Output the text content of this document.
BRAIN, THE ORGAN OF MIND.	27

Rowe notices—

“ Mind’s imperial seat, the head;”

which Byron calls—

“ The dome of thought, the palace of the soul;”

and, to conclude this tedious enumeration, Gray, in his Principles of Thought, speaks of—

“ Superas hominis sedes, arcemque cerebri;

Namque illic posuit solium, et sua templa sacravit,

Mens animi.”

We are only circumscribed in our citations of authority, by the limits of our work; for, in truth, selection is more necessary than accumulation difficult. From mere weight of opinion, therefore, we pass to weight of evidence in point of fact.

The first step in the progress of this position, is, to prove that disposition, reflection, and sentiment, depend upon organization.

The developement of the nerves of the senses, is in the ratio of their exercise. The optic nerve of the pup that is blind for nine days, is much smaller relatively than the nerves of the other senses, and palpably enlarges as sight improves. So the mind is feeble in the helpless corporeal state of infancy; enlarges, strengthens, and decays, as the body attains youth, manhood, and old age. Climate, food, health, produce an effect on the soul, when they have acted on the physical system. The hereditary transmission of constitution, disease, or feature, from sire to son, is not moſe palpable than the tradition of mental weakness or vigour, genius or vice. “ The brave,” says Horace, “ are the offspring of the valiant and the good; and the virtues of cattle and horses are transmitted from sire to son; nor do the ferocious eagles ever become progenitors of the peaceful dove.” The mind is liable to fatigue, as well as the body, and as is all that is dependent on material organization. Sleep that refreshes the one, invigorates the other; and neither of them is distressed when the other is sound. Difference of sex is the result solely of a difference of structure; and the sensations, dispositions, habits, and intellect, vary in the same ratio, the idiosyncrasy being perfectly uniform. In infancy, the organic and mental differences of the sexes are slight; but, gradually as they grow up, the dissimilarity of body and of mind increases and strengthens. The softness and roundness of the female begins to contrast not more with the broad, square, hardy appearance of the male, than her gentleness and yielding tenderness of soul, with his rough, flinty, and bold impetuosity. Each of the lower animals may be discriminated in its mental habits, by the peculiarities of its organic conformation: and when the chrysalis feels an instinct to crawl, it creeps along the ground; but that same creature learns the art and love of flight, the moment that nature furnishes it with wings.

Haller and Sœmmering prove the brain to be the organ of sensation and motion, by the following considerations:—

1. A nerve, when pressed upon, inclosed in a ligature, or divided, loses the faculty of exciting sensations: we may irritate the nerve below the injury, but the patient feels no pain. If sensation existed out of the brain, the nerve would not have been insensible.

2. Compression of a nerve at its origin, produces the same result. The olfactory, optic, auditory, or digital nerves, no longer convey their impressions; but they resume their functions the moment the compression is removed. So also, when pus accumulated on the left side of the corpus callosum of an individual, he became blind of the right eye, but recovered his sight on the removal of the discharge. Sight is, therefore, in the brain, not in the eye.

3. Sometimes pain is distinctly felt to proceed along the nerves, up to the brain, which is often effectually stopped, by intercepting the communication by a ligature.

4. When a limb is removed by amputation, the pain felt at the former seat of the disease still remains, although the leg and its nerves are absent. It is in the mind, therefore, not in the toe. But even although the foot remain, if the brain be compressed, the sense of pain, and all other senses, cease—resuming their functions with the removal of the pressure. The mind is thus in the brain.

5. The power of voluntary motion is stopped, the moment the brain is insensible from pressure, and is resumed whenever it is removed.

────────────────────

THE PROBLEM :: Return the entries above exactly, each one complete.

FINISHED EXERCISE ::
Output the text content of this document.
BRAIN, THE ORGAN OF MIND.	27

Rowe notices—

“ Mind’s imperial seat, the head;”

which Byron calls—

“ The dome of thought, the palace of the soul;”

and, to conclude this tedious enumeration, Gray, in his Principles of Thought, speaks of—

“ Superas hominis sedes, arcemque cerebri;

Namque illic posuit solium, et sua templa sacravit,

Mens animi.”

We are only circumscribed in our citations of authority, by the limits of our work; for, in truth, selection is more necessary than accumulation difficult. From mere weight of opinion, therefore, we pass to weight of evidence in point of fact.

The first step in the progress of this position, is, to prove that disposition, reflection, and sentiment, depend upon organization.

The developement of the nerves of the senses, is in the ratio of their exercise. The optic nerve of the pup that is blind for nine days, is much smaller relatively than the nerves of the other senses, and palpably enlarges as sight improves. So the mind is feeble in the helpless corporeal state of infancy; enlarges, strengthens, and decays, as the body attains youth, manhood, and old age. Climate, food, health, produce an effect on the soul, when they have acted on the physical system. The hereditary transmission of constitution, disease, or feature, from sire to son, is not moſe palpable than the tradition of mental weakness or vigour, genius or vice. “ The brave,” says Horace, “ are the offspring of the valiant and the good; and the virtues of cattle and horses are transmitted from sire to son; nor do the ferocious eagles ever become progenitors of the peaceful dove.” The mind is liable to fatigue, as well as the body, and as is all that is dependent on material organization. Sleep that refreshes the one, invigorates the other; and neither of them is distressed when the other is sound. Difference of sex is the result solely of a difference of structure; and the sensations, dispositions, habits, and intellect, vary in the same ratio, the idiosyncrasy being perfectly uniform. In infancy, the organic and mental differences of the sexes are slight; but, gradually as they grow up, the dissimilarity of body and of mind increases and strengthens. The softness and roundness of the female begins to contrast not more with the broad, square, hardy appearance of the male, than her gentleness and yielding tenderness of soul, with his rough, flinty, and bold impetuosity. Each of the lower animals may be discriminated in its mental habits, by the peculiarities of its organic conformation: and when the chrysalis feels an instinct to crawl, it creeps along the ground; but that same creature learns the art and love of flight, the moment that nature furnishes it with wings.

Haller and Sœmmering prove the brain to be the organ of sensation and motion, by the following considerations:—

1. A nerve, when pressed upon, inclosed in a ligature, or divided, loses the faculty of exciting sensations: we may irritate the nerve below the injury, but the patient feels no pain. If sensation existed out of the brain, the nerve would not have been insensible.

2. Compression of a nerve at its origin, produces the same result. The olfactory, optic, auditory, or digital nerves, no longer convey their impressions; but they resume their functions the moment the compression is removed. So also, when pus accumulated on the left side of the corpus callosum of an individual, he became blind of the right eye, but recovered his sight on the removal of the discharge. Sight is, therefore, in the brain, not in the eye.

3. Sometimes pain is distinctly felt to proceed along the nerves, up to the brain, which is often effectually stopped, by intercepting the communication by a ligature.

4. When a limb is removed by amputation, the pain felt at the former seat of the disease still remains, although the leg and its nerves are absent. It is in the mind, therefore, not in the toe. But even although the foot remain, if the brain be compressed, the sense of pain, and all other senses, cease—resuming their functions with the removal of the pressure. The mind is thus in the brain.

5. The power of voluntary motion is stopped, the moment the brain is insensible from pressure, and is resumed whenever it is removed.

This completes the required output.